* _TASK OBJECTIVE_:
Locate each line holding the string "انہوں" and copy it.

* _TASK INPUT_:
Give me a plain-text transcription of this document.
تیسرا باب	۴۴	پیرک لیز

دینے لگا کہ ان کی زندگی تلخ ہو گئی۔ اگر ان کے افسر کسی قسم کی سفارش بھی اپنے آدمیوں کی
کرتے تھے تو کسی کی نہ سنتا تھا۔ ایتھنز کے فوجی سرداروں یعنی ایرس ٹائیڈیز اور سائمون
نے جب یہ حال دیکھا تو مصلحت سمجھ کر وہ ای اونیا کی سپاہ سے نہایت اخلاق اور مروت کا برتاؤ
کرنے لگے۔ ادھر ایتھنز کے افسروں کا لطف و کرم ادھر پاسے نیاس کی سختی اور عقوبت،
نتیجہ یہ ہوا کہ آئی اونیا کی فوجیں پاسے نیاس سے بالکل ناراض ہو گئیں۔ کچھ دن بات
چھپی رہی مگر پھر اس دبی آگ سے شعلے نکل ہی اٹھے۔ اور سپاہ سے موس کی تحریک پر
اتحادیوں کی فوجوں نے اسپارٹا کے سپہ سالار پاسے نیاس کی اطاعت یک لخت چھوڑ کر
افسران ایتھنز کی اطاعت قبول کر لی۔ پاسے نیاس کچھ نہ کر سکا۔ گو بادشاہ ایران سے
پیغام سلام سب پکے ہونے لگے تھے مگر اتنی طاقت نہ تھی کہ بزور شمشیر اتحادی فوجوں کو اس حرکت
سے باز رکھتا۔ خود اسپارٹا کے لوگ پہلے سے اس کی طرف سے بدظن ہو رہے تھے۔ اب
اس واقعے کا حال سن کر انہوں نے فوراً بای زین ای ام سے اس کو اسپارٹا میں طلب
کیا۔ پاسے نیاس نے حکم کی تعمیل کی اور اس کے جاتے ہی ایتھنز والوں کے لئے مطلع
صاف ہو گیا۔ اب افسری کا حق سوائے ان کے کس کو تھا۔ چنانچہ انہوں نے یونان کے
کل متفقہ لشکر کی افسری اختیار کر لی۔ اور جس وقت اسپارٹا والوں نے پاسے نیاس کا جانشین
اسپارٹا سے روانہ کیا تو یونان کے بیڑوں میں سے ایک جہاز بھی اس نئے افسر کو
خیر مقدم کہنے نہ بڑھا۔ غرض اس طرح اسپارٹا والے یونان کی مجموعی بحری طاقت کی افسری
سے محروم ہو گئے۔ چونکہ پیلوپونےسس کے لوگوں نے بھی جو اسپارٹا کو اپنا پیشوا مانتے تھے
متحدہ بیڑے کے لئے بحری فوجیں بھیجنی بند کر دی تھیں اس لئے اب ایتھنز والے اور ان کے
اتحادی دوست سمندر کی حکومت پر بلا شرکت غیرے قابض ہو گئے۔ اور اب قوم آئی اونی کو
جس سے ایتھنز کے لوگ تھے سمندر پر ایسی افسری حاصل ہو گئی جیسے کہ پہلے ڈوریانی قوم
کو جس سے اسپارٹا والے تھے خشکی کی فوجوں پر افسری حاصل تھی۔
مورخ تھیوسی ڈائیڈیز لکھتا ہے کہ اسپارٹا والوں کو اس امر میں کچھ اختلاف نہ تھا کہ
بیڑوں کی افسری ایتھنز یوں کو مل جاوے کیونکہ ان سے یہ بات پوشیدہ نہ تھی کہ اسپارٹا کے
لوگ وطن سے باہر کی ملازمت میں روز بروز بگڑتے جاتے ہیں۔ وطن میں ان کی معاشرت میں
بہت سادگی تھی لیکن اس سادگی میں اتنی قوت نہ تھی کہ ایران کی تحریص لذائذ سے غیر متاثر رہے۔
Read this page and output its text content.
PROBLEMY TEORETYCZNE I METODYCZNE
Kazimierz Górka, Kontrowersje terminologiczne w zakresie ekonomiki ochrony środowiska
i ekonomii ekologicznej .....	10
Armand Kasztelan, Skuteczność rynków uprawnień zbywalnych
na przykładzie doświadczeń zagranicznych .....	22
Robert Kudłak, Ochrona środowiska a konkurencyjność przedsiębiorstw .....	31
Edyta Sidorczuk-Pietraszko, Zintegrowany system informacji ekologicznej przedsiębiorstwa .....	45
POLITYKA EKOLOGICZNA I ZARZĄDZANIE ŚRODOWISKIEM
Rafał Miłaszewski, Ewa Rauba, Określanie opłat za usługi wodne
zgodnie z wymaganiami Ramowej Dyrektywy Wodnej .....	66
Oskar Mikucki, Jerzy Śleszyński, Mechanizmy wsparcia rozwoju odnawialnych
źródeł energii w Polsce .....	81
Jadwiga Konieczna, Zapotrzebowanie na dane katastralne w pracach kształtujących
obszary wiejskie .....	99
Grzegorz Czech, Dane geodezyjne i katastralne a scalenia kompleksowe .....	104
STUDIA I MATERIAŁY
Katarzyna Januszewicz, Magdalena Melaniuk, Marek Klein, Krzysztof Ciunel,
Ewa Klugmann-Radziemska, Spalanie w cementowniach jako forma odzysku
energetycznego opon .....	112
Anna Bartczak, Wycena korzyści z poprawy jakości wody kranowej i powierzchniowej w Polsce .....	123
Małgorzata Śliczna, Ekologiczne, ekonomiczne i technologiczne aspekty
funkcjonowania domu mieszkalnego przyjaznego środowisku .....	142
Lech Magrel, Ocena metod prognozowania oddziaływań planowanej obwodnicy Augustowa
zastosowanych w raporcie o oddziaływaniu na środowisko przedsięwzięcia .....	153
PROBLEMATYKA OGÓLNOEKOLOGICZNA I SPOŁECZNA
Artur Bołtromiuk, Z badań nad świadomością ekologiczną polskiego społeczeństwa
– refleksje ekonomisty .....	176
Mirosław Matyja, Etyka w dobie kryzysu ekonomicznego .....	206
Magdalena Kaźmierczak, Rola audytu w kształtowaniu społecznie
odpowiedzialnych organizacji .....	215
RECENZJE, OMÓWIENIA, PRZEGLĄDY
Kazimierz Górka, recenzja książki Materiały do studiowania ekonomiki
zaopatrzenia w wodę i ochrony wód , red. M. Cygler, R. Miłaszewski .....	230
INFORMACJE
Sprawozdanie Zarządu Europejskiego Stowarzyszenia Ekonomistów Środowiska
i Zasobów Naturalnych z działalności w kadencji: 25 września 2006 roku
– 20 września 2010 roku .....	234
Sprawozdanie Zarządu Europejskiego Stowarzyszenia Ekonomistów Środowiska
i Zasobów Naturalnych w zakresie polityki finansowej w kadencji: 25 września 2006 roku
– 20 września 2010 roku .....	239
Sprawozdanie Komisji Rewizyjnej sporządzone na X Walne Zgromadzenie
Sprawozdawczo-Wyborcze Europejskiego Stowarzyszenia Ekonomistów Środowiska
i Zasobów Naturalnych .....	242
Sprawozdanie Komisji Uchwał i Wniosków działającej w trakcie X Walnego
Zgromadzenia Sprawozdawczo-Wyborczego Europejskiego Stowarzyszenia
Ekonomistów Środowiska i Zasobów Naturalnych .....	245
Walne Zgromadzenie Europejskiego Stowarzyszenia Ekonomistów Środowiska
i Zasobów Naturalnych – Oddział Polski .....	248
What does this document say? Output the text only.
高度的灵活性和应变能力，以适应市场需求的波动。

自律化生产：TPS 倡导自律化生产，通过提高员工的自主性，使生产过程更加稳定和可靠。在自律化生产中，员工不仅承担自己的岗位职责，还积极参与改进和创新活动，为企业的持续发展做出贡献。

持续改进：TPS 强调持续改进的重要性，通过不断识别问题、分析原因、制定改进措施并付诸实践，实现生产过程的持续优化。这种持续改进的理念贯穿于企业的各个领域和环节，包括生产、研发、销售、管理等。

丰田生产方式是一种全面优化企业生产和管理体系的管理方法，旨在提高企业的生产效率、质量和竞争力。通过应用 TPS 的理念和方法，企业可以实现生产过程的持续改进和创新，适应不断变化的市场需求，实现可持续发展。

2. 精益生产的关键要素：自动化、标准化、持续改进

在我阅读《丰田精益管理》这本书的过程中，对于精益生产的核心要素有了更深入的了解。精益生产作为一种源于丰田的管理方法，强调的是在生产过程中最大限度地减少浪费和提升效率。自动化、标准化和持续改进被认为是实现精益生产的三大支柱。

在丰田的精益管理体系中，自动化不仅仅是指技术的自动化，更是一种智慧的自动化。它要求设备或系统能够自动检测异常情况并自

* _RESPONSE TO THE TASK_:
اس واقعے کا حال سن کر انہوں نے فوراً بای زین ای ام سے اس کو اسپارٹا میں طلب
صاف ہو گیا۔ اب افسری کا حق سوائے ان کے کس کو تھا۔ چنانچہ انہوں نے یونان کے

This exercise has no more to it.